▼
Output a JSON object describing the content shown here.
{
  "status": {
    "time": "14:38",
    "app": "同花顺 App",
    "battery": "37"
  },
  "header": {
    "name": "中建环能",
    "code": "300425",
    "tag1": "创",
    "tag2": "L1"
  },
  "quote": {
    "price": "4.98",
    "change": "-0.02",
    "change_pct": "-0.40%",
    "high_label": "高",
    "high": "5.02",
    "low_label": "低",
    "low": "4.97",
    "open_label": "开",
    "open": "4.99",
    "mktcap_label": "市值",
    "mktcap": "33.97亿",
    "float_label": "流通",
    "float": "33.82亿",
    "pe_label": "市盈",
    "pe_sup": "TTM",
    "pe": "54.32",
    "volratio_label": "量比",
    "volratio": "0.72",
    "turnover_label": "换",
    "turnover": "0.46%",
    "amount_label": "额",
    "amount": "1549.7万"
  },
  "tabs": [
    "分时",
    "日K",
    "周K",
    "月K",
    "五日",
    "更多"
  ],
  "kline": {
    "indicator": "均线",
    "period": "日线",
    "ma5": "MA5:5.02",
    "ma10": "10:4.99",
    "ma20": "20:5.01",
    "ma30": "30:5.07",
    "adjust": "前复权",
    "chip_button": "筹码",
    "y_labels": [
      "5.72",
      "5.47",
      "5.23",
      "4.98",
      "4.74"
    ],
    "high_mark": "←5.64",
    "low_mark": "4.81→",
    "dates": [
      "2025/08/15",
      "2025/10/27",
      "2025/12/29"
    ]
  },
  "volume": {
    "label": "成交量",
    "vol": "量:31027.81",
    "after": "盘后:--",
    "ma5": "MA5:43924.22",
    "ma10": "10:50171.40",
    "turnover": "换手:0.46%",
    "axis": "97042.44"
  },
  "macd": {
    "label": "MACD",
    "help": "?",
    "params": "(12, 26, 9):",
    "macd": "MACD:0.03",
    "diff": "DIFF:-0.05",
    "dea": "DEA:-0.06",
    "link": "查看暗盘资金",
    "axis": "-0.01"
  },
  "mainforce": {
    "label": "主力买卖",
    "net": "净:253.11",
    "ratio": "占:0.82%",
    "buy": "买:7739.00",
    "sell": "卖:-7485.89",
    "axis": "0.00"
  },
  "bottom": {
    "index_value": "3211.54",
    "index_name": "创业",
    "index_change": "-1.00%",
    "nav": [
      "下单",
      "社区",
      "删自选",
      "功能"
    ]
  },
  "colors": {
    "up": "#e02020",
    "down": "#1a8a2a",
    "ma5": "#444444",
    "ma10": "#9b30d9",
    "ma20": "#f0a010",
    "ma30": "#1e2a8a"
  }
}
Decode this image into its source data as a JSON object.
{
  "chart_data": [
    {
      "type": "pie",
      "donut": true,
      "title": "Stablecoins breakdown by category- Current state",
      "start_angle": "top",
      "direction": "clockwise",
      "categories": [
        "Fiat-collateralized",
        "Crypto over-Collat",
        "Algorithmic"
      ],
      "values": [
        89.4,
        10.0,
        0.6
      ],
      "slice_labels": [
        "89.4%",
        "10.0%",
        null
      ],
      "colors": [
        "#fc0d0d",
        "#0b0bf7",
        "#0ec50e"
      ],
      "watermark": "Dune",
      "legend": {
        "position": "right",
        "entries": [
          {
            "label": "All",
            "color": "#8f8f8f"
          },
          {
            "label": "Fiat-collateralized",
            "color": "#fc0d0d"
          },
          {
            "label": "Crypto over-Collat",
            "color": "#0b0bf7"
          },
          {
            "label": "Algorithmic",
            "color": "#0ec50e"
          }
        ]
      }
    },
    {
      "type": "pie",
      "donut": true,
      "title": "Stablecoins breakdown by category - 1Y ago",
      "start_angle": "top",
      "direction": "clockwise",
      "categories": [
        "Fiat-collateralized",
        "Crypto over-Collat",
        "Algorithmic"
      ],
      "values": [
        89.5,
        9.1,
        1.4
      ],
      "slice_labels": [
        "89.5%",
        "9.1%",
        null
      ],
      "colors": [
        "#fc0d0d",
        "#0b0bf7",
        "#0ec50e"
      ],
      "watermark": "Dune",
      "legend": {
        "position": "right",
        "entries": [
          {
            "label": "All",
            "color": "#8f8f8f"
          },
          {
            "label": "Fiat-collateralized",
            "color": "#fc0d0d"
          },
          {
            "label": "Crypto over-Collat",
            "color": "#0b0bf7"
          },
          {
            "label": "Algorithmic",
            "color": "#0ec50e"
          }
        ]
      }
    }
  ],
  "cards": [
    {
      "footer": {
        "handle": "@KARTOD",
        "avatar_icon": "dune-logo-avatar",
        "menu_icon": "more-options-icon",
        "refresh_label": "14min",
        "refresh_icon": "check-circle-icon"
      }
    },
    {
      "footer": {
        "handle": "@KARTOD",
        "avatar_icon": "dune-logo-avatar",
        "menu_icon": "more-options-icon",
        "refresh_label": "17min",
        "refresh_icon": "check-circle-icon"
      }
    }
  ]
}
▲
Task to complete: Repeat the listing above without any change.

Result for this exercise:
Output a JSON object describing the content shown here.
{
  "status": {
    "time": "14:38",
    "app": "同花顺 App",
    "battery": "37"
  },
  "header": {
    "name": "中建环能",
    "code": "300425",
    "tag1": "创",
    "tag2": "L1"
  },
  "quote": {
    "price": "4.98",
    "change": "-0.02",
    "change_pct": "-0.40%",
    "high_label": "高",
    "high": "5.02",
    "low_label": "低",
    "low": "4.97",
    "open_label": "开",
    "open": "4.99",
    "mktcap_label": "市值",
    "mktcap": "33.97亿",
    "float_label": "流通",
    "float": "33.82亿",
    "pe_label": "市盈",
    "pe_sup": "TTM",
    "pe": "54.32",
    "volratio_label": "量比",
    "volratio": "0.72",
    "turnover_label": "换",
    "turnover": "0.46%",
    "amount_label": "额",
    "amount": "1549.7万"
  },
  "tabs": [
    "分时",
    "日K",
    "周K",
    "月K",
    "五日",
    "更多"
  ],
  "kline": {
    "indicator": "均线",
    "period": "日线",
    "ma5": "MA5:5.02",
    "ma10": "10:4.99",
    "ma20": "20:5.01",
    "ma30": "30:5.07",
    "adjust": "前复权",
    "chip_button": "筹码",
    "y_labels": [
      "5.72",
      "5.47",
      "5.23",
      "4.98",
      "4.74"
    ],
    "high_mark": "←5.64",
    "low_mark": "4.81→",
    "dates": [
      "2025/08/15",
      "2025/10/27",
      "2025/12/29"
    ]
  },
  "volume": {
    "label": "成交量",
    "vol": "量:31027.81",
    "after": "盘后:--",
    "ma5": "MA5:43924.22",
    "ma10": "10:50171.40",
    "turnover": "换手:0.46%",
    "axis": "97042.44"
  },
  "macd": {
    "label": "MACD",
    "help": "?",
    "params": "(12, 26, 9):",
    "macd": "MACD:0.03",
    "diff": "DIFF:-0.05",
    "dea": "DEA:-0.06",
    "link": "查看暗盘资金",
    "axis": "-0.01"
  },
  "mainforce": {
    "label": "主力买卖",
    "net": "净:253.11",
    "ratio": "占:0.82%",
    "buy": "买:7739.00",
    "sell": "卖:-7485.89",
    "axis": "0.00"
  },
  "bottom": {
    "index_value": "3211.54",
    "index_name": "创业",
    "index_change": "-1.00%",
    "nav": [
      "下单",
      "社区",
      "删自选",
      "功能"
    ]
  },
  "colors": {
    "up": "#e02020",
    "down": "#1a8a2a",
    "ma5": "#444444",
    "ma10": "#9b30d9",
    "ma20": "#f0a010",
    "ma30": "#1e2a8a"
  }
}
Decode this image into its source data as a JSON object.
{
  "chart_data": [
    {
      "type": "pie",
      "donut": true,
      "title": "Stablecoins breakdown by category- Current state",
      "start_angle": "top",
      "direction": "clockwise",
      "categories": [
        "Fiat-collateralized",
        "Crypto over-Collat",
        "Algorithmic"
      ],
      "values": [
        89.4,
        10.0,
        0.6
      ],
      "slice_labels": [
        "89.4%",
        "10.0%",
        null
      ],
      "colors": [
        "#fc0d0d",
        "#0b0bf7",
        "#0ec50e"
      ],
      "watermark": "Dune",
      "legend": {
        "position": "right",
        "entries": [
          {
            "label": "All",
            "color": "#8f8f8f"
          },
          {
            "label": "Fiat-collateralized",
            "color": "#fc0d0d"
          },
          {
            "label": "Crypto over-Collat",
            "color": "#0b0bf7"
          },
          {
            "label": "Algorithmic",
            "color": "#0ec50e"
          }
        ]
      }
    },
    {
      "type": "pie",
      "donut": true,
      "title": "Stablecoins breakdown by category - 1Y ago",
      "start_angle": "top",
      "direction": "clockwise",
      "categories": [
        "Fiat-collateralized",
        "Crypto over-Collat",
        "Algorithmic"
      ],
      "values": [
        89.5,
        9.1,
        1.4
      ],
      "slice_labels": [
        "89.5%",
        "9.1%",
        null
      ],
      "colors": [
        "#fc0d0d",
        "#0b0bf7",
        "#0ec50e"
      ],
      "watermark": "Dune",
      "legend": {
        "position": "right",
        "entries": [
          {
            "label": "All",
            "color": "#8f8f8f"
          },
          {
            "label": "Fiat-collateralized",
            "color": "#fc0d0d"
          },
          {
            "label": "Crypto over-Collat",
            "color": "#0b0bf7"
          },
          {
            "label": "Algorithmic",
            "color": "#0ec50e"
          }
        ]
      }
    }
  ],
  "cards": [
    {
      "footer": {
        "handle": "@KARTOD",
        "avatar_icon": "dune-logo-avatar",
        "menu_icon": "more-options-icon",
        "refresh_label": "14min",
        "refresh_icon": "check-circle-icon"
      }
    },
    {
      "footer": {
        "handle": "@KARTOD",
        "avatar_icon": "dune-logo-avatar",
        "menu_icon": "more-options-icon",
        "refresh_label": "17min",
        "refresh_icon": "check-circle-icon"
      }
    }
  ]
}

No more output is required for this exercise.